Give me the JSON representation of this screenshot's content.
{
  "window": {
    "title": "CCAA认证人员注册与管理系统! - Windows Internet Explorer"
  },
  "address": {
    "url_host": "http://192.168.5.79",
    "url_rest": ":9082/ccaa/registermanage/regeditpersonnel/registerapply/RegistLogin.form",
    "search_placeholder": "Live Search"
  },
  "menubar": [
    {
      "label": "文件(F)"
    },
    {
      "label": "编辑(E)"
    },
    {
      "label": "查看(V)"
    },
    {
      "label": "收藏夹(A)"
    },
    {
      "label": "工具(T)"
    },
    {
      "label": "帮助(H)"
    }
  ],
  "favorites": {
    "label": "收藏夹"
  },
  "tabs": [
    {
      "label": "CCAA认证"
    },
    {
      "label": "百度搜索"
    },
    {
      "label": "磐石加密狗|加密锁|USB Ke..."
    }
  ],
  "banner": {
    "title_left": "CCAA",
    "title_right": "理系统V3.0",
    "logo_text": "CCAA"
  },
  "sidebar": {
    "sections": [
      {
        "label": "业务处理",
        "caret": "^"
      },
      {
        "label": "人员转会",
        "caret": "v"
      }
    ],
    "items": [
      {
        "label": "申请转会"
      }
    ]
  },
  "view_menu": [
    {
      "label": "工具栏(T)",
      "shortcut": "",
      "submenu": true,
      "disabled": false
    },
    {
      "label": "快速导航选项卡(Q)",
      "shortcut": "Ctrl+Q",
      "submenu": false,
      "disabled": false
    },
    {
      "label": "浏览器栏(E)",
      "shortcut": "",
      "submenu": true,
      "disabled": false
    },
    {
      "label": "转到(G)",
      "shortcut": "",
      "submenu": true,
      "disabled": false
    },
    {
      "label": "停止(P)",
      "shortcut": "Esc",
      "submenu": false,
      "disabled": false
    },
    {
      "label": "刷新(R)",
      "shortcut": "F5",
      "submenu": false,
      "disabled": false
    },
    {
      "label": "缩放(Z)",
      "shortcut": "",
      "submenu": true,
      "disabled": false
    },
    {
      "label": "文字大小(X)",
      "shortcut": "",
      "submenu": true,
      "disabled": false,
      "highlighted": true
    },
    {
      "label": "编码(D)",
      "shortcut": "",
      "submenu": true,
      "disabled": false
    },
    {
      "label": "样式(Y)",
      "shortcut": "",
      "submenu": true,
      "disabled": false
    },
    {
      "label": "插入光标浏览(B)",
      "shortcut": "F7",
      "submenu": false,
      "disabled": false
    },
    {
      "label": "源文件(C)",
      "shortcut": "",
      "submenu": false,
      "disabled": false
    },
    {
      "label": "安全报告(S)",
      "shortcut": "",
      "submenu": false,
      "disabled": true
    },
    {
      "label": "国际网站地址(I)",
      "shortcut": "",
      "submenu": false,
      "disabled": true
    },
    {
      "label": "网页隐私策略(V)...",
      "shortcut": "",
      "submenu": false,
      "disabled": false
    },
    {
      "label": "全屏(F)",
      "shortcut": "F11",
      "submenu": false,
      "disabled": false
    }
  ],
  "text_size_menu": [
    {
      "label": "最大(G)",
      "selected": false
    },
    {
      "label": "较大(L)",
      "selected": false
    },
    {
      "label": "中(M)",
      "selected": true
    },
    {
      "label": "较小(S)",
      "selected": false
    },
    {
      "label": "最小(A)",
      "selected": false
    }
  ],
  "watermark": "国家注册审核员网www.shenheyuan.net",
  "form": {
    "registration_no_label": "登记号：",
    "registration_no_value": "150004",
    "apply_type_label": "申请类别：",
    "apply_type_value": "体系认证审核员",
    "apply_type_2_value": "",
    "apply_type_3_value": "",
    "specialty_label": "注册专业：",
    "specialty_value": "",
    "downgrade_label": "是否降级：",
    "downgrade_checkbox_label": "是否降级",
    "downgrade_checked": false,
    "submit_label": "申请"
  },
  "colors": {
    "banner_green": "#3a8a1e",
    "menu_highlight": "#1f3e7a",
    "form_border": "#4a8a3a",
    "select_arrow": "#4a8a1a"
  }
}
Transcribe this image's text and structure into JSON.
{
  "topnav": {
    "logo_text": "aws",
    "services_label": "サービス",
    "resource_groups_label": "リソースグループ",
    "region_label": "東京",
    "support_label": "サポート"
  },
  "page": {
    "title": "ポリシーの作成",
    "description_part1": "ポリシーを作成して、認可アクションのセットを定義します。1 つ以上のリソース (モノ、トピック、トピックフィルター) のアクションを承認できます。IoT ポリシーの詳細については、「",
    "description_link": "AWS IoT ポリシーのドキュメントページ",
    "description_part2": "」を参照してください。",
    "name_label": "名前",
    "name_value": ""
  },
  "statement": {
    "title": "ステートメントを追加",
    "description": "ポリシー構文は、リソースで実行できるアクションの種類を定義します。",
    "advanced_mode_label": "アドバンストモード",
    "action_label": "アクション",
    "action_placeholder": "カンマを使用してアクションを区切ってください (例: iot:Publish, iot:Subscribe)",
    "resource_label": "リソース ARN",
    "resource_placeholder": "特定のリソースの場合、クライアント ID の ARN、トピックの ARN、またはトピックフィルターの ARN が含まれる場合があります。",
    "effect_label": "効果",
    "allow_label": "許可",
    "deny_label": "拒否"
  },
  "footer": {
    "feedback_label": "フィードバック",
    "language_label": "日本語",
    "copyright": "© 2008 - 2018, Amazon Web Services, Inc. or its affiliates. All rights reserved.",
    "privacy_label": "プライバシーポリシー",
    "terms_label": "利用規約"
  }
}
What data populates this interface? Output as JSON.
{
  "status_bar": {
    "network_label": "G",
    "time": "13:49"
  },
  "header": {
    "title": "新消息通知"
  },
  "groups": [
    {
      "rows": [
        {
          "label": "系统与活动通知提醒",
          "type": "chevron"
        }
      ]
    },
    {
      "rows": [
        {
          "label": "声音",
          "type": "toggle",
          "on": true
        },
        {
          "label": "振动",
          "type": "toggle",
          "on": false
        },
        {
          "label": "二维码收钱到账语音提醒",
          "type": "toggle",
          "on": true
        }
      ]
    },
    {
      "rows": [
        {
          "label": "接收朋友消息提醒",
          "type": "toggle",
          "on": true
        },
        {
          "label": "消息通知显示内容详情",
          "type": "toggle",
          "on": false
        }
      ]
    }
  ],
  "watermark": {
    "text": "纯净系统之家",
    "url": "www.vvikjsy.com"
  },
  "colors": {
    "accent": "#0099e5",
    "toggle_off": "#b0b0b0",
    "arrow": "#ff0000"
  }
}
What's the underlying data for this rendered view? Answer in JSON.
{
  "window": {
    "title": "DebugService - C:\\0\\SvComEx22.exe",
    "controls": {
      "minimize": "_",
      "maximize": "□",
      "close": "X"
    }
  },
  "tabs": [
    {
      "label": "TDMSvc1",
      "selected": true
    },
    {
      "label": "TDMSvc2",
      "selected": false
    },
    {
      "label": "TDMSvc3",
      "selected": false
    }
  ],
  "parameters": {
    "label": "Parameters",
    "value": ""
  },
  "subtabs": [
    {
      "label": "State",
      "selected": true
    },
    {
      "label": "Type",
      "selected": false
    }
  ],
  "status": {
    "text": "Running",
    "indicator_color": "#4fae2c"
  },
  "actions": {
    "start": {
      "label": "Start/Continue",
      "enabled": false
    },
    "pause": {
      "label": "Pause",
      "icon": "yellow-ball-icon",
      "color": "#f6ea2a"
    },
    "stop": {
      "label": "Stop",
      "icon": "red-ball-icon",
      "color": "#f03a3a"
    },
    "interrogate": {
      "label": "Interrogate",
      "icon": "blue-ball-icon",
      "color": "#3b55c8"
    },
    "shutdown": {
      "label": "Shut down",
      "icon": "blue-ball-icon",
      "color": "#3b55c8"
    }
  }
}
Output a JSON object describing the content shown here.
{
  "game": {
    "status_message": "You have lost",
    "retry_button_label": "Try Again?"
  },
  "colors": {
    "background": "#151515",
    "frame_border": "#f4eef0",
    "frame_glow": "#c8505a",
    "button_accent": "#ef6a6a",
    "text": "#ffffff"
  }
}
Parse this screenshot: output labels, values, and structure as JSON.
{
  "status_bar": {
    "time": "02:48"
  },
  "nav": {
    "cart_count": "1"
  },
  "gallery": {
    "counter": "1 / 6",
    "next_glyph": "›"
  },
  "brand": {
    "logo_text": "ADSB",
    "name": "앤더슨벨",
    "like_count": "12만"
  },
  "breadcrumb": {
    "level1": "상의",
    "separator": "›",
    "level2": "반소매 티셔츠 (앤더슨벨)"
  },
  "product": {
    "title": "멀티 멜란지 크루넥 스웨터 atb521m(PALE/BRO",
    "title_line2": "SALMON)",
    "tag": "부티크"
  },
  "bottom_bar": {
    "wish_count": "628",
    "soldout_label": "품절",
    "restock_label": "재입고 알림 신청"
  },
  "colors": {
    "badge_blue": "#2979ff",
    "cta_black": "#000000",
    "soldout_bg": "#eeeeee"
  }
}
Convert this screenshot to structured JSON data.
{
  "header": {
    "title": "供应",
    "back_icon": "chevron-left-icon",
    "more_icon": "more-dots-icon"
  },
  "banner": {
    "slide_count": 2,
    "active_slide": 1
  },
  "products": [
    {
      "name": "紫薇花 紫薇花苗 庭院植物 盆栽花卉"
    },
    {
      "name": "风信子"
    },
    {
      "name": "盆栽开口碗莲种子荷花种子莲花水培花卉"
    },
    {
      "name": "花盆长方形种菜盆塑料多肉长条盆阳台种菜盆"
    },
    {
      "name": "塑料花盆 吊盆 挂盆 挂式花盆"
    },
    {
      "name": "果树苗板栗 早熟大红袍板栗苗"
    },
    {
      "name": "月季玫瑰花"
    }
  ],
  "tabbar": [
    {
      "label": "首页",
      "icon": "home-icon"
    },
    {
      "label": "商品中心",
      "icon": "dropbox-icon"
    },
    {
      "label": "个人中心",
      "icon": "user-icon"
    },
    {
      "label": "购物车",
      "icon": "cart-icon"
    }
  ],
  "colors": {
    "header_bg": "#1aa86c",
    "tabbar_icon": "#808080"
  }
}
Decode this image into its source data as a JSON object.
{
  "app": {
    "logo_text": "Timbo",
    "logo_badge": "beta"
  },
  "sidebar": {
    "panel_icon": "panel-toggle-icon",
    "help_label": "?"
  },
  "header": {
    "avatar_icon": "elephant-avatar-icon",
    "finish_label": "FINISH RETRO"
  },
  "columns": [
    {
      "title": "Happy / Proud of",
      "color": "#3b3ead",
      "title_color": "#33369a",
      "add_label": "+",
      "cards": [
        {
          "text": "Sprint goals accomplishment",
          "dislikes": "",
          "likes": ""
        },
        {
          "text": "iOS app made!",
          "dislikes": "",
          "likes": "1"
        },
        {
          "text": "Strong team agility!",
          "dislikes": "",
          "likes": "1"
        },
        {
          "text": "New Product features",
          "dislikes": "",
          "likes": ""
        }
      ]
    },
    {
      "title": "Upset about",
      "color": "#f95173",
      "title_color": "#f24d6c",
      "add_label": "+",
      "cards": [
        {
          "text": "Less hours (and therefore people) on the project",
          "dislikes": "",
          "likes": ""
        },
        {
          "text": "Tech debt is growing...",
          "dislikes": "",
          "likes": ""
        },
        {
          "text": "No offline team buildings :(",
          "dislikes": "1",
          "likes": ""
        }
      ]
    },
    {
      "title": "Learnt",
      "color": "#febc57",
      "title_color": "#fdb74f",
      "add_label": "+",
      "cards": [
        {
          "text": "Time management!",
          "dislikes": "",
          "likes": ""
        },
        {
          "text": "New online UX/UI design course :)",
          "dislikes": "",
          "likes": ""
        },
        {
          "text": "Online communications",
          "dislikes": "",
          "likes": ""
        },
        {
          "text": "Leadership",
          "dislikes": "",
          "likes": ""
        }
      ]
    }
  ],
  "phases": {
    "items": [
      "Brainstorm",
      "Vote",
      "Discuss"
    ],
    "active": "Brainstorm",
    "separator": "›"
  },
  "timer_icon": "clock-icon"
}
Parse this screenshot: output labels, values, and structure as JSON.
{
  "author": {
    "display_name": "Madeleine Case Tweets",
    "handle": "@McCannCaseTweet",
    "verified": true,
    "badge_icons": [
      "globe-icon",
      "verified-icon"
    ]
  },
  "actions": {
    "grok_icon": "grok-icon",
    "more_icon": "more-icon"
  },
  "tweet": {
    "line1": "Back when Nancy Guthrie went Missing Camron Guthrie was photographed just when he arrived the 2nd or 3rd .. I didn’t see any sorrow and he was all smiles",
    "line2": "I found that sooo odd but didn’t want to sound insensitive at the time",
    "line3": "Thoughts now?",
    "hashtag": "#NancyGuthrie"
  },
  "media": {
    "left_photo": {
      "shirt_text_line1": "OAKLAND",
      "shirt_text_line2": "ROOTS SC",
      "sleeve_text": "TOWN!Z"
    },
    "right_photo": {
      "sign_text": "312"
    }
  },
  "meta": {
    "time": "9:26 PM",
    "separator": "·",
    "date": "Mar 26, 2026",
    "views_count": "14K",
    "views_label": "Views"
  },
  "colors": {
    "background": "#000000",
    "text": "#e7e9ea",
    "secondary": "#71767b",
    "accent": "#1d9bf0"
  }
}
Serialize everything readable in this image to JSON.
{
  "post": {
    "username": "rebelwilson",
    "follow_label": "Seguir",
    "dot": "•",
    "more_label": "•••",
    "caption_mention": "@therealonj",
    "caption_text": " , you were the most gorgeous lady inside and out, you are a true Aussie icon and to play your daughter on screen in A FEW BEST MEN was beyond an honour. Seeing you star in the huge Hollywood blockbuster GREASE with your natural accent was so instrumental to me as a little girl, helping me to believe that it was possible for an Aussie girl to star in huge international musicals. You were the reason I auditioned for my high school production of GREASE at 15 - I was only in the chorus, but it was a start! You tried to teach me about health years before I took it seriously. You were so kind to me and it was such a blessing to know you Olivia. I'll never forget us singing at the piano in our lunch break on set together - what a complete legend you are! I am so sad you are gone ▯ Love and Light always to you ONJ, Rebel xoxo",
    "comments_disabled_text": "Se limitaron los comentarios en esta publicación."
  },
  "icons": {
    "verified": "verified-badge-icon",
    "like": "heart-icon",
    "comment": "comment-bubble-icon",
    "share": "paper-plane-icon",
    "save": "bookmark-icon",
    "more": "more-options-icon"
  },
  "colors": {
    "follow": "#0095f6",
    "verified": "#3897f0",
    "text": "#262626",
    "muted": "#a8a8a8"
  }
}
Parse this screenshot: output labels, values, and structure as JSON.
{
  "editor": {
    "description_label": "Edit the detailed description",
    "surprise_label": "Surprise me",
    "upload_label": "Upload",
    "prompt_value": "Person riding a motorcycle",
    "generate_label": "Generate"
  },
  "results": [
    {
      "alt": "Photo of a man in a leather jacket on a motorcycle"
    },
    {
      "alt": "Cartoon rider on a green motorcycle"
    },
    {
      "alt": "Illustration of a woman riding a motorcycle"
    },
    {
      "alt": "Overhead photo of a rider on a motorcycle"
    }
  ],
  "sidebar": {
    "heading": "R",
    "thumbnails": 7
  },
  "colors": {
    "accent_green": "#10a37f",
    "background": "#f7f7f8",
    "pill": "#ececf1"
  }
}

■ ■ ■

**Prompt**
Filter the records down to the lines that contain the string "content", and copy those lines.

**Correct answer**
Give me the JSON representation of this screenshot's content.
Output a JSON object describing the content shown here.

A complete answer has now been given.